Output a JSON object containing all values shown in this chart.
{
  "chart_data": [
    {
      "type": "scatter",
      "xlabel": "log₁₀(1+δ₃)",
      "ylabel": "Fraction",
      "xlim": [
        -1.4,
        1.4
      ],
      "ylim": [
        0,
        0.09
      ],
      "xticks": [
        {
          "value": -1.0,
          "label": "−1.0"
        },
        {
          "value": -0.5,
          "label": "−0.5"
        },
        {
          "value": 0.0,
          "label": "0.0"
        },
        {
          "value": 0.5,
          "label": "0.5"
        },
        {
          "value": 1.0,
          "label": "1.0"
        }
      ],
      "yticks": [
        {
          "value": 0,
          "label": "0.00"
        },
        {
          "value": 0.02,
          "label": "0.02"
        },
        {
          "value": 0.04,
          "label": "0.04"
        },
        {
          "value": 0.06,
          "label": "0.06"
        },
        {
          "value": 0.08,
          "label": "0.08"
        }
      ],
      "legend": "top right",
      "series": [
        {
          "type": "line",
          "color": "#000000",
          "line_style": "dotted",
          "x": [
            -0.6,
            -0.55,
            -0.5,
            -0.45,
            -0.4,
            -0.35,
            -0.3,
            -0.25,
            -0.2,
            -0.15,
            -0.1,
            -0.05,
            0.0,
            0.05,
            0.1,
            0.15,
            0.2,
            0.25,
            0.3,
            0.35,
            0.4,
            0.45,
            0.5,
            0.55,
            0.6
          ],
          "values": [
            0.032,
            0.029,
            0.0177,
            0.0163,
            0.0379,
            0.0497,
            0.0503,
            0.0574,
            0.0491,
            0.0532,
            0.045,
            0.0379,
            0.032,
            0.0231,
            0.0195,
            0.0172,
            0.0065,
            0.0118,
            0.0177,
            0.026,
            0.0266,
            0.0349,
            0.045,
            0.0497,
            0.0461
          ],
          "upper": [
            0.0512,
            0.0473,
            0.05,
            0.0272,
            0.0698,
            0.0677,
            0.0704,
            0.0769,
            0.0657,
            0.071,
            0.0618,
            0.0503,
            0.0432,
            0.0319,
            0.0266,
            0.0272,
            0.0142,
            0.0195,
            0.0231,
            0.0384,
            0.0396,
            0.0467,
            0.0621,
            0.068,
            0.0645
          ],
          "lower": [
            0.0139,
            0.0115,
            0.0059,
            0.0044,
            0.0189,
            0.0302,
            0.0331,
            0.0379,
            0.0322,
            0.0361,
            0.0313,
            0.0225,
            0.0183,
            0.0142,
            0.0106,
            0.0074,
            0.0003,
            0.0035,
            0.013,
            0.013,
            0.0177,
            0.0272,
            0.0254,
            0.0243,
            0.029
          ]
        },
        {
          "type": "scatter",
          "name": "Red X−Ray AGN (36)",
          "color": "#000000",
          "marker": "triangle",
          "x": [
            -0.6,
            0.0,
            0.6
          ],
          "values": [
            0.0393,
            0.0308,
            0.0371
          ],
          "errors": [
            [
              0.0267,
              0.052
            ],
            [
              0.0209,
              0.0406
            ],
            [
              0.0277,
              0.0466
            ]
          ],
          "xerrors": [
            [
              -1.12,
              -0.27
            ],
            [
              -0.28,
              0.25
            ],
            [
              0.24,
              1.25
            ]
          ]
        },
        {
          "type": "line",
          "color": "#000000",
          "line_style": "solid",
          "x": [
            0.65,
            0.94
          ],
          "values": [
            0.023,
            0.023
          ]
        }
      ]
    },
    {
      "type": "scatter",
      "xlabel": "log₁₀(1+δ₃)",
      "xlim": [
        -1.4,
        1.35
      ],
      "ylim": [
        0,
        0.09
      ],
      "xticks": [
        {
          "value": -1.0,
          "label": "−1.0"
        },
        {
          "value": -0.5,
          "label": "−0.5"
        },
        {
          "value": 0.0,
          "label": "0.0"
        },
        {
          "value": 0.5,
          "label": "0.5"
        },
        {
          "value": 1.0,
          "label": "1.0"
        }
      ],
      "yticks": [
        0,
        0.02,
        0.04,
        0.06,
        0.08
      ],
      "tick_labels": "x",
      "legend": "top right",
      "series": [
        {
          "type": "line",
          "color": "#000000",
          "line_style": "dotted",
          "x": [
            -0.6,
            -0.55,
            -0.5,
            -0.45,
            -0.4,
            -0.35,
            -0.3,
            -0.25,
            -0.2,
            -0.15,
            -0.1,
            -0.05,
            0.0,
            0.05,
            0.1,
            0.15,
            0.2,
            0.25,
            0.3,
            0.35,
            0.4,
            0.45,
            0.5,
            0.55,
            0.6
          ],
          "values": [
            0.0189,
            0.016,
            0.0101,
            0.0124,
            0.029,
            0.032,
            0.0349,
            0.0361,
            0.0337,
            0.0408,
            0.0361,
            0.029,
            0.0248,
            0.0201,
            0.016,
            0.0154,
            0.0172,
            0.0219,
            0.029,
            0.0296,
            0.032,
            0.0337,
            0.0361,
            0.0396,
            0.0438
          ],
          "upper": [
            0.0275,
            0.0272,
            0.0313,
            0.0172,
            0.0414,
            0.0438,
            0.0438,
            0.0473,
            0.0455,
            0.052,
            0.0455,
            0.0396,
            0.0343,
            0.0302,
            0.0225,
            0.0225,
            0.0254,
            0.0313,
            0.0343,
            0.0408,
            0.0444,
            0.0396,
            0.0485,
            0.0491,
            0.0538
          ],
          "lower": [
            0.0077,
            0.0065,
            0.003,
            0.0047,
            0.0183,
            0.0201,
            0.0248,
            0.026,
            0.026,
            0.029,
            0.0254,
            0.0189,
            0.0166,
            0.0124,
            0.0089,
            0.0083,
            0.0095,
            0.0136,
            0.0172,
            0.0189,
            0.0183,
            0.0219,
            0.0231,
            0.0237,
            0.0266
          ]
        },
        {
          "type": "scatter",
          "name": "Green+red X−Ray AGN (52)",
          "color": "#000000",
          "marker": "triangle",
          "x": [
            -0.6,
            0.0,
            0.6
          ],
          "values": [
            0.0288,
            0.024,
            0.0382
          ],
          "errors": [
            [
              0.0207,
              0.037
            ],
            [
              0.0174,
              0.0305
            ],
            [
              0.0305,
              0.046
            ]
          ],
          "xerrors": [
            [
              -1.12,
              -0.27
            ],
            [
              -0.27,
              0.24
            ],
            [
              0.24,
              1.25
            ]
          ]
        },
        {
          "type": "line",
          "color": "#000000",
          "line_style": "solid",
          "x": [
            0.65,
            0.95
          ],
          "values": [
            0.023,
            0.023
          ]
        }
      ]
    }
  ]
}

| Challenge |
Repeat each record exactly. Omit nothing.

| The output |
Output a JSON object containing all values shown in this chart.
{
  "chart_data": [
    {
      "type": "scatter",
      "xlabel": "log₁₀(1+δ₃)",
      "ylabel": "Fraction",
      "xlim": [
        -1.4,
        1.4
      ],
      "ylim": [
        0,
        0.09
      ],
      "xticks": [
        {
          "value": -1.0,
          "label": "−1.0"
        },
        {
          "value": -0.5,
          "label": "−0.5"
        },
        {
          "value": 0.0,
          "label": "0.0"
        },
        {
          "value": 0.5,
          "label": "0.5"
        },
        {
          "value": 1.0,
          "label": "1.0"
        }
      ],
      "yticks": [
        {
          "value": 0,
          "label": "0.00"
        },
        {
          "value": 0.02,
          "label": "0.02"
        },
        {
          "value": 0.04,
          "label": "0.04"
        },
        {
          "value": 0.06,
          "label": "0.06"
        },
        {
          "value": 0.08,
          "label": "0.08"
        }
      ],
      "legend": "top right",
      "series": [
        {
          "type": "line",
          "color": "#000000",
          "line_style": "dotted",
          "x": [
            -0.6,
            -0.55,
            -0.5,
            -0.45,
            -0.4,
            -0.35,
            -0.3,
            -0.25,
            -0.2,
            -0.15,
            -0.1,
            -0.05,
            0.0,
            0.05,
            0.1,
            0.15,
            0.2,
            0.25,
            0.3,
            0.35,
            0.4,
            0.45,
            0.5,
            0.55,
            0.6
          ],
          "values": [
            0.032,
            0.029,
            0.0177,
            0.0163,
            0.0379,
            0.0497,
            0.0503,
            0.0574,
            0.0491,
            0.0532,
            0.045,
            0.0379,
            0.032,
            0.0231,
            0.0195,
            0.0172,
            0.0065,
            0.0118,
            0.0177,
            0.026,
            0.0266,
            0.0349,
            0.045,
            0.0497,
            0.0461
          ],
          "upper": [
            0.0512,
            0.0473,
            0.05,
            0.0272,
            0.0698,
            0.0677,
            0.0704,
            0.0769,
            0.0657,
            0.071,
            0.0618,
            0.0503,
            0.0432,
            0.0319,
            0.0266,
            0.0272,
            0.0142,
            0.0195,
            0.0231,
            0.0384,
            0.0396,
            0.0467,
            0.0621,
            0.068,
            0.0645
          ],
          "lower": [
            0.0139,
            0.0115,
            0.0059,
            0.0044,
            0.0189,
            0.0302,
            0.0331,
            0.0379,
            0.0322,
            0.0361,
            0.0313,
            0.0225,
            0.0183,
            0.0142,
            0.0106,
            0.0074,
            0.0003,
            0.0035,
            0.013,
            0.013,
            0.0177,
            0.0272,
            0.0254,
            0.0243,
            0.029
          ]
        },
        {
          "type": "scatter",
          "name": "Red X−Ray AGN (36)",
          "color": "#000000",
          "marker": "triangle",
          "x": [
            -0.6,
            0.0,
            0.6
          ],
          "values": [
            0.0393,
            0.0308,
            0.0371
          ],
          "errors": [
            [
              0.0267,
              0.052
            ],
            [
              0.0209,
              0.0406
            ],
            [
              0.0277,
              0.0466
            ]
          ],
          "xerrors": [
            [
              -1.12,
              -0.27
            ],
            [
              -0.28,
              0.25
            ],
            [
              0.24,
              1.25
            ]
          ]
        },
        {
          "type": "line",
          "color": "#000000",
          "line_style": "solid",
          "x": [
            0.65,
            0.94
          ],
          "values": [
            0.023,
            0.023
          ]
        }
      ]
    },
    {
      "type": "scatter",
      "xlabel": "log₁₀(1+δ₃)",
      "xlim": [
        -1.4,
        1.35
      ],
      "ylim": [
        0,
        0.09
      ],
      "xticks": [
        {
          "value": -1.0,
          "label": "−1.0"
        },
        {
          "value": -0.5,
          "label": "−0.5"
        },
        {
          "value": 0.0,
          "label": "0.0"
        },
        {
          "value": 0.5,
          "label": "0.5"
        },
        {
          "value": 1.0,
          "label": "1.0"
        }
      ],
      "yticks": [
        0,
        0.02,
        0.04,
        0.06,
        0.08
      ],
      "tick_labels": "x",
      "legend": "top right",
      "series": [
        {
          "type": "line",
          "color": "#000000",
          "line_style": "dotted",
          "x": [
            -0.6,
            -0.55,
            -0.5,
            -0.45,
            -0.4,
            -0.35,
            -0.3,
            -0.25,
            -0.2,
            -0.15,
            -0.1,
            -0.05,
            0.0,
            0.05,
            0.1,
            0.15,
            0.2,
            0.25,
            0.3,
            0.35,
            0.4,
            0.45,
            0.5,
            0.55,
            0.6
          ],
          "values": [
            0.0189,
            0.016,
            0.0101,
            0.0124,
            0.029,
            0.032,
            0.0349,
            0.0361,
            0.0337,
            0.0408,
            0.0361,
            0.029,
            0.0248,
            0.0201,
            0.016,
            0.0154,
            0.0172,
            0.0219,
            0.029,
            0.0296,
            0.032,
            0.0337,
            0.0361,
            0.0396,
            0.0438
          ],
          "upper": [
            0.0275,
            0.0272,
            0.0313,
            0.0172,
            0.0414,
            0.0438,
            0.0438,
            0.0473,
            0.0455,
            0.052,
            0.0455,
            0.0396,
            0.0343,
            0.0302,
            0.0225,
            0.0225,
            0.0254,
            0.0313,
            0.0343,
            0.0408,
            0.0444,
            0.0396,
            0.0485,
            0.0491,
            0.0538
          ],
          "lower": [
            0.0077,
            0.0065,
            0.003,
            0.0047,
            0.0183,
            0.0201,
            0.0248,
            0.026,
            0.026,
            0.029,
            0.0254,
            0.0189,
            0.0166,
            0.0124,
            0.0089,
            0.0083,
            0.0095,
            0.0136,
            0.0172,
            0.0189,
            0.0183,
            0.0219,
            0.0231,
            0.0237,
            0.0266
          ]
        },
        {
          "type": "scatter",
          "name": "Green+red X−Ray AGN (52)",
          "color": "#000000",
          "marker": "triangle",
          "x": [
            -0.6,
            0.0,
            0.6
          ],
          "values": [
            0.0288,
            0.024,
            0.0382
          ],
          "errors": [
            [
              0.0207,
              0.037
            ],
            [
              0.0174,
              0.0305
            ],
            [
              0.0305,
              0.046
            ]
          ],
          "xerrors": [
            [
              -1.12,
              -0.27
            ],
            [
              -0.27,
              0.24
            ],
            [
              0.24,
              1.25
            ]
          ]
        },
        {
          "type": "line",
          "color": "#000000",
          "line_style": "solid",
          "x": [
            0.65,
            0.95
          ],
          "values": [
            0.023,
            0.023
          ]
        }
      ]
    }
  ]
}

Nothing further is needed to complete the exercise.